## begin SUPPLIED RECORDS

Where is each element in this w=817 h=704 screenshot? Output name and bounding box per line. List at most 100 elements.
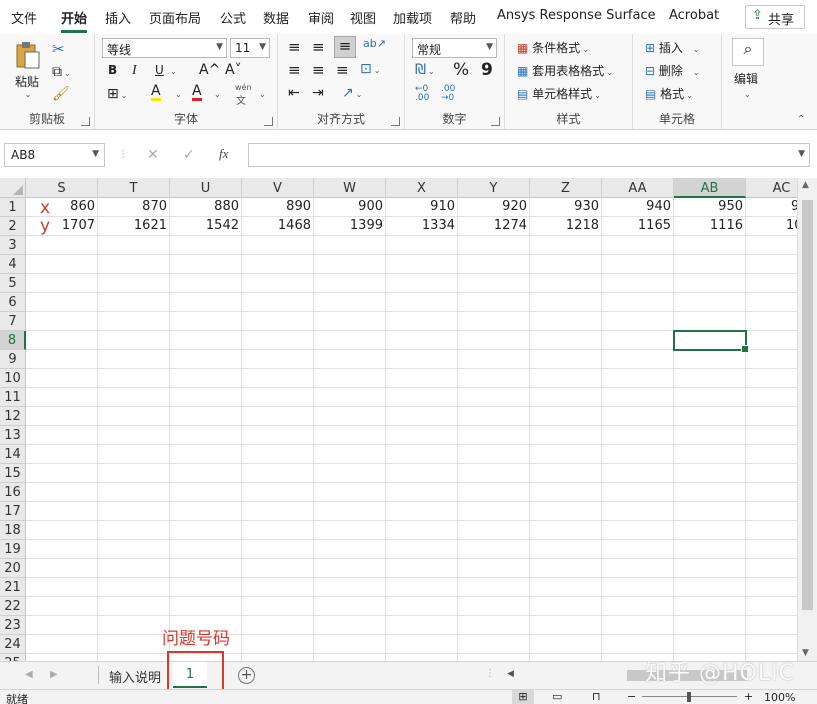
- merge-center-icon[interactable]: ⊡ ⌄: [360, 61, 380, 77]
- underline-button[interactable]: U: [155, 63, 164, 77]
- row-header-12[interactable]: 12: [0, 407, 26, 426]
- column-header-v[interactable]: V: [242, 178, 314, 198]
- row-header-3[interactable]: 3: [0, 236, 26, 255]
- row-header-1[interactable]: 1: [0, 198, 26, 217]
- format-cells-button[interactable]: ▤ 格式 ⌄: [645, 85, 693, 102]
- increase-decimal-icon[interactable]: ←0.00: [415, 85, 429, 103]
- decrease-indent-icon[interactable]: ⇤: [288, 85, 300, 101]
- worksheet-grid[interactable]: S T U V W X Y Z AA AB AC 1 2 3 4 5 6 7 8 9 10 11 12…: [0, 178, 797, 661]
- tab-scroll-left-icon[interactable]: ◀: [25, 669, 33, 680]
- wrap-orientation-icon[interactable]: ab↗: [363, 37, 386, 50]
- conditional-format-button[interactable]: ▦ 条件格式 ⌄: [517, 39, 589, 56]
- vertical-scrollbar[interactable]: ▲ ▼: [797, 178, 817, 661]
- cell-ab2[interactable]: 1116: [674, 218, 746, 237]
- row-header-2[interactable]: 2: [0, 217, 26, 236]
- cell-t2[interactable]: 1621: [98, 218, 170, 237]
- menu-data[interactable]: 数据: [263, 8, 289, 27]
- increase-indent-icon[interactable]: ⇥: [312, 85, 324, 101]
- copy-icon[interactable]: ⧉ ⌄: [52, 64, 71, 80]
- scroll-up-icon[interactable]: ▲: [802, 180, 809, 190]
- normal-view-icon[interactable]: ⊞: [512, 690, 534, 704]
- font-launcher-icon[interactable]: [264, 117, 273, 126]
- column-header-ab[interactable]: AB: [674, 178, 746, 198]
- format-as-table-button[interactable]: ▦ 套用表格格式 ⌄: [517, 62, 613, 79]
- row-header-23[interactable]: 23: [0, 616, 26, 635]
- cell-u1[interactable]: 880: [170, 199, 242, 218]
- cell-v2[interactable]: 1468: [242, 218, 314, 237]
- fill-color-button[interactable]: A: [151, 84, 161, 101]
- row-header-17[interactable]: 17: [0, 502, 26, 521]
- menu-acrobat[interactable]: Acrobat: [669, 8, 719, 23]
- align-middle-icon[interactable]: ≡: [312, 38, 325, 56]
- chevron-down-icon[interactable]: ▼: [798, 149, 805, 159]
- row-header-19[interactable]: 19: [0, 540, 26, 559]
- name-box[interactable]: AB8 ▼: [4, 143, 105, 167]
- chevron-down-icon[interactable]: ⌄: [742, 86, 751, 100]
- row-header-6[interactable]: 6: [0, 293, 26, 312]
- paste-button[interactable]: 粘贴 ⌄: [10, 40, 44, 99]
- row-header-18[interactable]: 18: [0, 521, 26, 540]
- menu-formulas[interactable]: 公式: [220, 8, 246, 27]
- menu-help[interactable]: 帮助: [450, 8, 476, 27]
- active-cell-ab8[interactable]: [673, 330, 749, 353]
- enter-icon[interactable]: ✓: [183, 147, 195, 163]
- zoom-slider-thumb[interactable]: [687, 692, 691, 702]
- row-header-9[interactable]: 9: [0, 350, 26, 369]
- font-name-select[interactable]: 等线 ▼: [102, 38, 227, 58]
- comma-style-button[interactable]: 9: [481, 60, 493, 80]
- row-header-7[interactable]: 7: [0, 312, 26, 331]
- cell-w2[interactable]: 1399: [314, 218, 386, 237]
- chevron-down-icon[interactable]: ⌄: [173, 86, 182, 100]
- row-header-15[interactable]: 15: [0, 464, 26, 483]
- number-launcher-icon[interactable]: [491, 117, 500, 126]
- row-header-4[interactable]: 4: [0, 255, 26, 274]
- page-layout-view-icon[interactable]: ▭: [552, 690, 562, 703]
- share-button[interactable]: ⇪ 共享: [745, 5, 805, 29]
- align-left-icon[interactable]: ≡: [288, 61, 301, 79]
- cell-styles-button[interactable]: ▤ 单元格样式 ⌄: [517, 85, 601, 102]
- row-header-21[interactable]: 21: [0, 578, 26, 597]
- row-header-16[interactable]: 16: [0, 483, 26, 502]
- format-painter-icon[interactable]: 🖌: [52, 86, 70, 102]
- menu-addins[interactable]: 加载项: [393, 8, 432, 27]
- chevron-down-icon[interactable]: ⌄: [212, 86, 221, 100]
- menu-review[interactable]: 审阅: [308, 8, 334, 27]
- row-header-10[interactable]: 10: [0, 369, 26, 388]
- menu-insert[interactable]: 插入: [105, 8, 131, 27]
- column-header-s[interactable]: S: [26, 178, 98, 198]
- column-header-aa[interactable]: AA: [602, 178, 674, 198]
- tab-scroll-right-icon[interactable]: ▶: [50, 669, 58, 680]
- borders-icon[interactable]: ⊞ ⌄: [107, 86, 127, 102]
- bold-button[interactable]: B: [108, 63, 117, 77]
- cell-s1[interactable]: 860: [26, 199, 98, 218]
- cell-z2[interactable]: 1218: [530, 218, 602, 237]
- shrink-font-button[interactable]: A˅: [225, 62, 242, 78]
- row-header-11[interactable]: 11: [0, 388, 26, 407]
- row-header-24[interactable]: 24: [0, 635, 26, 654]
- sheet-tab-instructions[interactable]: 输入说明: [102, 662, 168, 688]
- cell-s2[interactable]: 1707: [26, 218, 98, 237]
- menu-view[interactable]: 视图: [350, 8, 376, 27]
- font-size-select[interactable]: 11 ▼: [230, 38, 270, 58]
- cell-v1[interactable]: 890: [242, 199, 314, 218]
- column-header-w[interactable]: W: [314, 178, 386, 198]
- cell-y1[interactable]: 920: [458, 199, 530, 218]
- delete-cells-button[interactable]: ⊟ 删除 ⌄: [645, 62, 700, 79]
- cancel-icon[interactable]: ✕: [147, 147, 159, 163]
- zoom-out-button[interactable]: −: [627, 690, 636, 703]
- row-header-14[interactable]: 14: [0, 445, 26, 464]
- percent-button[interactable]: %: [453, 60, 469, 80]
- select-all-corner[interactable]: [0, 178, 26, 198]
- orientation-icon[interactable]: ↗ ⌄: [342, 85, 362, 101]
- column-header-ac[interactable]: AC: [746, 178, 797, 198]
- chevron-down-icon[interactable]: ⌄: [257, 86, 266, 100]
- menu-ansys[interactable]: Ansys Response Surface: [497, 8, 656, 23]
- collapse-ribbon-icon[interactable]: ⌃: [797, 114, 805, 125]
- clipboard-launcher-icon[interactable]: [81, 117, 90, 126]
- row-header-20[interactable]: 20: [0, 559, 26, 578]
- vertical-scroll-thumb[interactable]: [802, 200, 813, 610]
- formula-input[interactable]: ▼: [248, 143, 810, 167]
- cell-u2[interactable]: 1542: [170, 218, 242, 237]
- cell-aa1[interactable]: 940: [602, 199, 674, 218]
- cell-aa2[interactable]: 1165: [602, 218, 674, 237]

## end SUPPLIED RECORDS

## INSTRUCTIONS TO FOLLOW
Copy out the records above word for word, every line in its original order. Leave the pictures out.

## TASK OUTPUT
Where is each element in this w=817 h=704 screenshot? Output name and bounding box per line. List at most 100 elements.
- merge-center-icon[interactable]: ⊡ ⌄: [360, 61, 380, 77]
- underline-button[interactable]: U: [155, 63, 164, 77]
- row-header-12[interactable]: 12: [0, 407, 26, 426]
- column-header-v[interactable]: V: [242, 178, 314, 198]
- row-header-3[interactable]: 3: [0, 236, 26, 255]
- row-header-1[interactable]: 1: [0, 198, 26, 217]
- format-cells-button[interactable]: ▤ 格式 ⌄: [645, 85, 693, 102]
- increase-decimal-icon[interactable]: ←0.00: [415, 85, 429, 103]
- decrease-indent-icon[interactable]: ⇤: [288, 85, 300, 101]
- worksheet-grid[interactable]: S T U V W X Y Z AA AB AC 1 2 3 4 5 6 7 8 9 10 11 12…: [0, 178, 797, 661]
- tab-scroll-left-icon[interactable]: ◀: [25, 669, 33, 680]
- wrap-orientation-icon[interactable]: ab↗: [363, 37, 386, 50]
- conditional-format-button[interactable]: ▦ 条件格式 ⌄: [517, 39, 589, 56]
- vertical-scrollbar[interactable]: ▲ ▼: [797, 178, 817, 661]
- cell-ab2[interactable]: 1116: [674, 218, 746, 237]
- row-header-2[interactable]: 2: [0, 217, 26, 236]
- cell-t2[interactable]: 1621: [98, 218, 170, 237]
- menu-data[interactable]: 数据: [263, 8, 289, 27]
- increase-indent-icon[interactable]: ⇥: [312, 85, 324, 101]
- copy-icon[interactable]: ⧉ ⌄: [52, 64, 71, 80]
- scroll-up-icon[interactable]: ▲: [802, 180, 809, 190]
- normal-view-icon[interactable]: ⊞: [512, 690, 534, 704]
- font-launcher-icon[interactable]: [264, 117, 273, 126]
- column-header-ab[interactable]: AB: [674, 178, 746, 198]
- format-as-table-button[interactable]: ▦ 套用表格格式 ⌄: [517, 62, 613, 79]
- row-header-23[interactable]: 23: [0, 616, 26, 635]
- cell-u1[interactable]: 880: [170, 199, 242, 218]
- cell-v2[interactable]: 1468: [242, 218, 314, 237]
- fill-color-button[interactable]: A: [151, 84, 161, 101]
- row-header-17[interactable]: 17: [0, 502, 26, 521]
- menu-acrobat[interactable]: Acrobat: [669, 8, 719, 23]
- align-middle-icon[interactable]: ≡: [312, 38, 325, 56]
- chevron-down-icon[interactable]: ▼: [798, 149, 805, 159]
- row-header-19[interactable]: 19: [0, 540, 26, 559]
- name-box[interactable]: AB8 ▼: [4, 143, 105, 167]
- chevron-down-icon[interactable]: ⌄: [742, 86, 751, 100]
- row-header-6[interactable]: 6: [0, 293, 26, 312]
- paste-button[interactable]: 粘贴 ⌄: [10, 40, 44, 99]
- row-header-18[interactable]: 18: [0, 521, 26, 540]
- menu-formulas[interactable]: 公式: [220, 8, 246, 27]
- menu-help[interactable]: 帮助: [450, 8, 476, 27]
- active-cell-ab8[interactable]: [673, 330, 749, 353]
- enter-icon[interactable]: ✓: [183, 147, 195, 163]
- zoom-slider-thumb[interactable]: [687, 692, 691, 702]
- row-header-9[interactable]: 9: [0, 350, 26, 369]
- font-name-select[interactable]: 等线 ▼: [102, 38, 227, 58]
- comma-style-button[interactable]: 9: [481, 60, 493, 80]
- row-header-7[interactable]: 7: [0, 312, 26, 331]
- cell-w2[interactable]: 1399: [314, 218, 386, 237]
- chevron-down-icon[interactable]: ⌄: [173, 86, 182, 100]
- row-header-15[interactable]: 15: [0, 464, 26, 483]
- number-launcher-icon[interactable]: [491, 117, 500, 126]
- row-header-4[interactable]: 4: [0, 255, 26, 274]
- page-layout-view-icon[interactable]: ▭: [552, 690, 562, 703]
- share-button[interactable]: ⇪ 共享: [745, 5, 805, 29]
- align-left-icon[interactable]: ≡: [288, 61, 301, 79]
- cell-styles-button[interactable]: ▤ 单元格样式 ⌄: [517, 85, 601, 102]
- row-header-21[interactable]: 21: [0, 578, 26, 597]
- row-header-16[interactable]: 16: [0, 483, 26, 502]
- format-painter-icon[interactable]: 🖌: [52, 86, 70, 102]
- menu-addins[interactable]: 加载项: [393, 8, 432, 27]
- chevron-down-icon[interactable]: ⌄: [212, 86, 221, 100]
- menu-review[interactable]: 审阅: [308, 8, 334, 27]
- row-header-10[interactable]: 10: [0, 369, 26, 388]
- menu-insert[interactable]: 插入: [105, 8, 131, 27]
- column-header-s[interactable]: S: [26, 178, 98, 198]
- column-header-aa[interactable]: AA: [602, 178, 674, 198]
- tab-scroll-right-icon[interactable]: ▶: [50, 669, 58, 680]
- borders-icon[interactable]: ⊞ ⌄: [107, 86, 127, 102]
- bold-button[interactable]: B: [108, 63, 117, 77]
- cell-s1[interactable]: 860: [26, 199, 98, 218]
- cell-z2[interactable]: 1218: [530, 218, 602, 237]
- shrink-font-button[interactable]: A˅: [225, 62, 242, 78]
- row-header-11[interactable]: 11: [0, 388, 26, 407]
- row-header-24[interactable]: 24: [0, 635, 26, 654]
- sheet-tab-instructions[interactable]: 输入说明: [102, 662, 168, 688]
- cell-s2[interactable]: 1707: [26, 218, 98, 237]
- menu-view[interactable]: 视图: [350, 8, 376, 27]
- font-size-select[interactable]: 11 ▼: [230, 38, 270, 58]
- cell-v1[interactable]: 890: [242, 199, 314, 218]
- column-header-w[interactable]: W: [314, 178, 386, 198]
- cell-y1[interactable]: 920: [458, 199, 530, 218]
- delete-cells-button[interactable]: ⊟ 删除 ⌄: [645, 62, 700, 79]
- cancel-icon[interactable]: ✕: [147, 147, 159, 163]
- zoom-out-button[interactable]: −: [627, 690, 636, 703]
- row-header-14[interactable]: 14: [0, 445, 26, 464]
- percent-button[interactable]: %: [453, 60, 469, 80]
- select-all-corner[interactable]: [0, 178, 26, 198]
- orientation-icon[interactable]: ↗ ⌄: [342, 85, 362, 101]
- column-header-ac[interactable]: AC: [746, 178, 797, 198]
- chevron-down-icon[interactable]: ⌄: [257, 86, 266, 100]
- menu-ansys[interactable]: Ansys Response Surface: [497, 8, 656, 23]
- collapse-ribbon-icon[interactable]: ⌃: [797, 114, 805, 125]
- clipboard-launcher-icon[interactable]: [81, 117, 90, 126]
- row-header-20[interactable]: 20: [0, 559, 26, 578]
- vertical-scroll-thumb[interactable]: [802, 200, 813, 610]
- formula-input[interactable]: ▼: [248, 143, 810, 167]
- cell-u2[interactable]: 1542: [170, 218, 242, 237]
- cell-aa1[interactable]: 940: [602, 199, 674, 218]
- cell-aa2[interactable]: 1165: [602, 218, 674, 237]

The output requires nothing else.